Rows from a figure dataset
<<<<
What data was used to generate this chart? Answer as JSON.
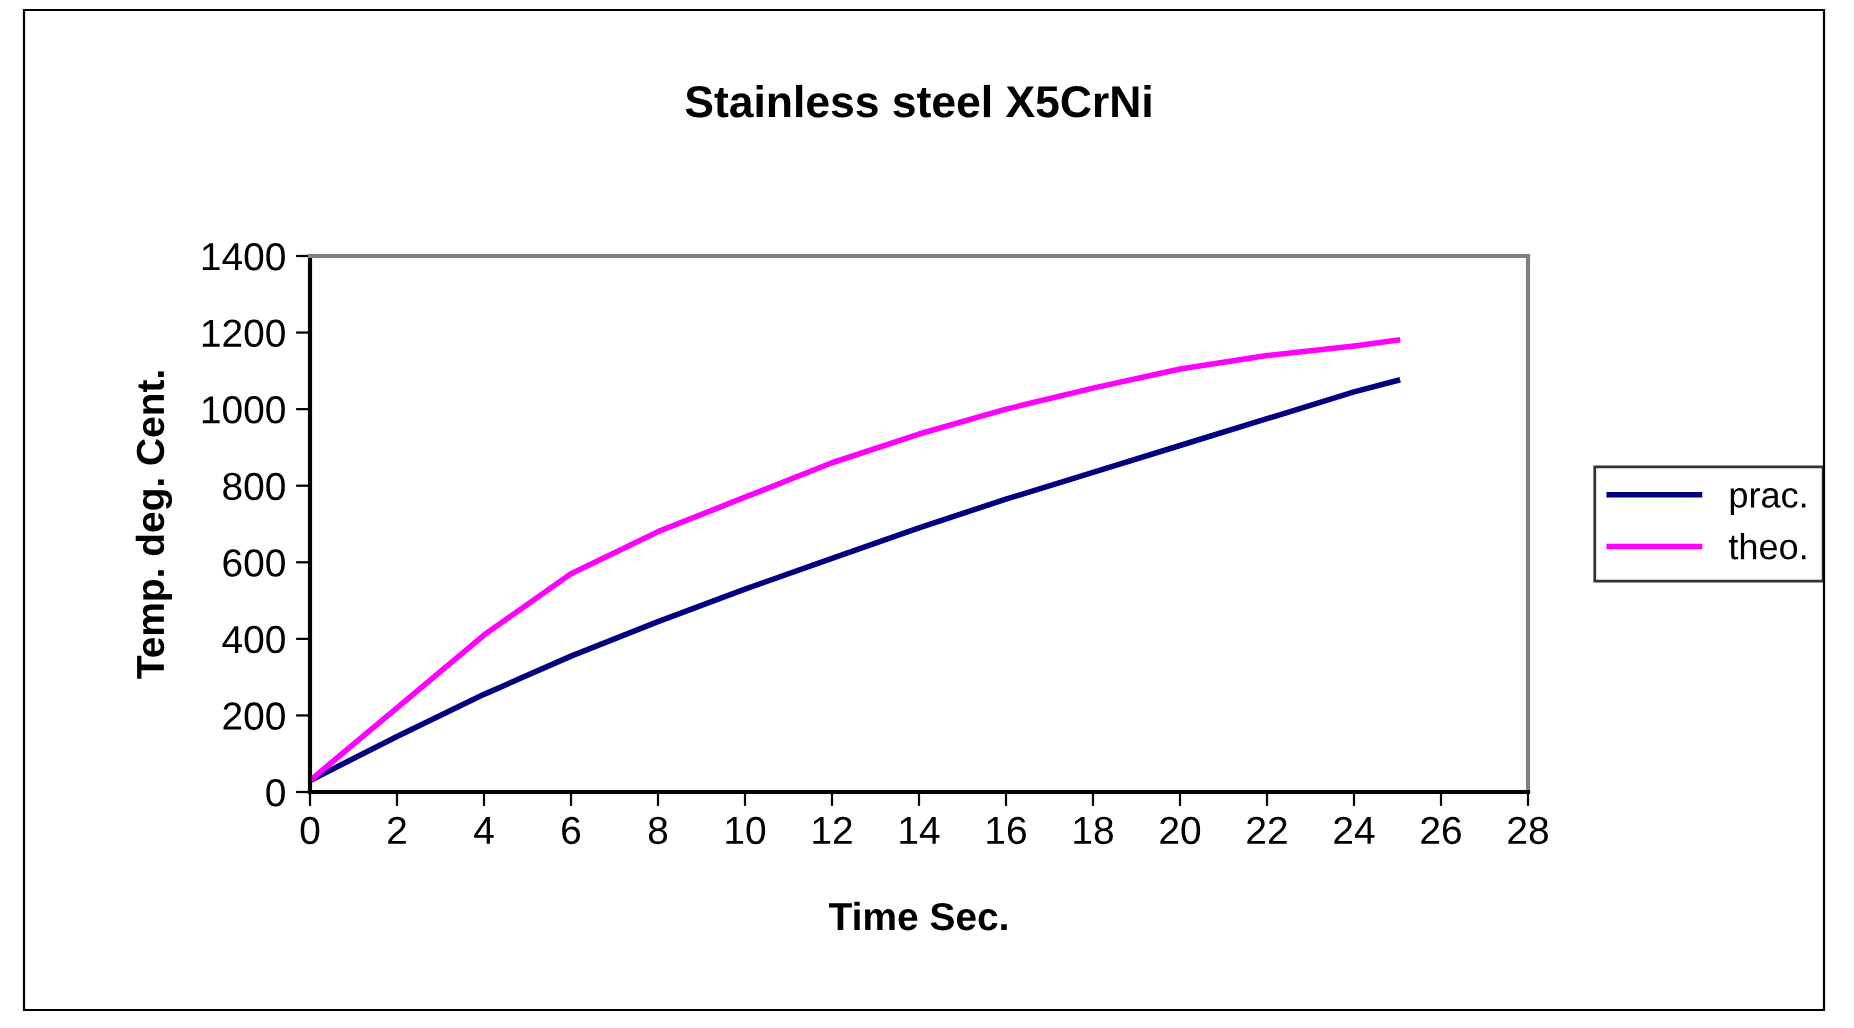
{
  "chart_data": {
    "type": "line",
    "title": "Stainless steel X5CrNi",
    "xlabel": "Time Sec.",
    "ylabel": "Temp. deg. Cent.",
    "series": [
      {
        "name": "prac.",
        "color": "#000080",
        "x": [
          0,
          2,
          4,
          6,
          8,
          10,
          12,
          14,
          16,
          18,
          20,
          22,
          24,
          25
        ],
        "values": [
          30,
          145,
          255,
          355,
          445,
          530,
          610,
          690,
          765,
          835,
          905,
          975,
          1045,
          1075
        ]
      },
      {
        "name": "theo.",
        "color": "#ff00ff",
        "x": [
          0,
          2,
          4,
          6,
          8,
          10,
          12,
          14,
          16,
          18,
          20,
          22,
          24,
          25
        ],
        "values": [
          30,
          220,
          410,
          570,
          680,
          770,
          860,
          935,
          1000,
          1055,
          1105,
          1140,
          1165,
          1180
        ]
      }
    ],
    "xlim": [
      0,
      28
    ],
    "xticks": [
      0,
      2,
      4,
      6,
      8,
      10,
      12,
      14,
      16,
      18,
      20,
      22,
      24,
      26,
      28
    ],
    "ylim": [
      0,
      1400
    ],
    "yticks": [
      0,
      200,
      400,
      600,
      800,
      1000,
      1200,
      1400
    ],
    "grid": false,
    "legend": "right",
    "marker": "none",
    "line_style": "solid"
  }
}
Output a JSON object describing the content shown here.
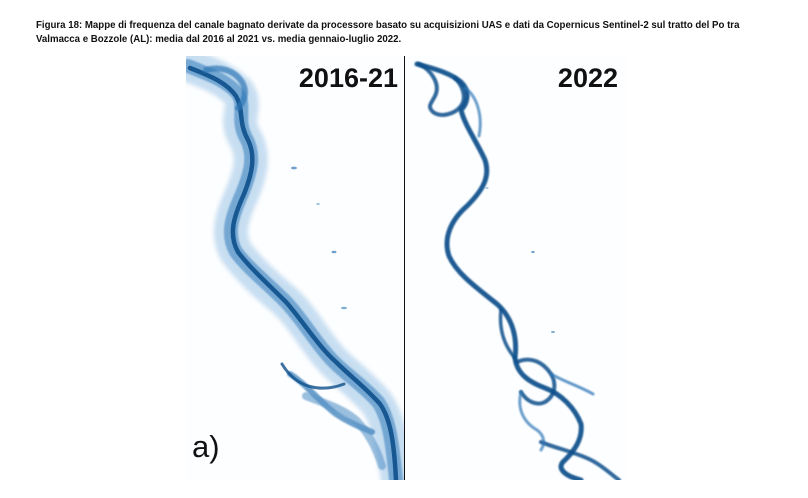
{
  "caption": "Figura 18: Mappe di frequenza del canale bagnato derivate da processore basato su acquisizioni UAS e dati da Copernicus Sentinel-2 sul tratto del Po tra Valmacca e Bozzole (AL): media dal 2016 al 2021 vs. media gennaio-luglio 2022.",
  "panels": {
    "left": {
      "label": "2016-21"
    },
    "right": {
      "label": "2022"
    }
  },
  "panel_letter": "a)",
  "colors": {
    "water_dark": "#0d4f8b",
    "water_mid": "#2f77b6",
    "water_light": "#9cc4e6",
    "background": "#ffffff"
  }
}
>>>>
» **PROBLEM**
Copy each line above precisely, dropping the pictures.

» **RESULT OF THIS TASK**
What data was used to generate this chart? Answer as JSON.
{
  "chart_data": {
    "type": "line",
    "title": "Stainless steel X5CrNi",
    "xlabel": "Time Sec.",
    "ylabel": "Temp. deg. Cent.",
    "series": [
      {
        "name": "prac.",
        "color": "#000080",
        "x": [
          0,
          2,
          4,
          6,
          8,
          10,
          12,
          14,
          16,
          18,
          20,
          22,
          24,
          25
        ],
        "values": [
          30,
          145,
          255,
          355,
          445,
          530,
          610,
          690,
          765,
          835,
          905,
          975,
          1045,
          1075
        ]
      },
      {
        "name": "theo.",
        "color": "#ff00ff",
        "x": [
          0,
          2,
          4,
          6,
          8,
          10,
          12,
          14,
          16,
          18,
          20,
          22,
          24,
          25
        ],
        "values": [
          30,
          220,
          410,
          570,
          680,
          770,
          860,
          935,
          1000,
          1055,
          1105,
          1140,
          1165,
          1180
        ]
      }
    ],
    "xlim": [
      0,
      28
    ],
    "xticks": [
      0,
      2,
      4,
      6,
      8,
      10,
      12,
      14,
      16,
      18,
      20,
      22,
      24,
      26,
      28
    ],
    "ylim": [
      0,
      1400
    ],
    "yticks": [
      0,
      200,
      400,
      600,
      800,
      1000,
      1200,
      1400
    ],
    "grid": false,
    "legend": "right",
    "marker": "none",
    "line_style": "solid"
  }
}
Output a JSON object describing the content shown here.
{
  "caption": "Figura 18: Mappe di frequenza del canale bagnato derivate da processore basato su acquisizioni UAS e dati da Copernicus Sentinel-2 sul tratto del Po tra Valmacca e Bozzole (AL): media dal 2016 al 2021 vs. media gennaio-luglio 2022.",
  "panels": {
    "left": {
      "label": "2016-21"
    },
    "right": {
      "label": "2022"
    }
  },
  "panel_letter": "a)",
  "colors": {
    "water_dark": "#0d4f8b",
    "water_mid": "#2f77b6",
    "water_light": "#9cc4e6",
    "background": "#ffffff"
  }
}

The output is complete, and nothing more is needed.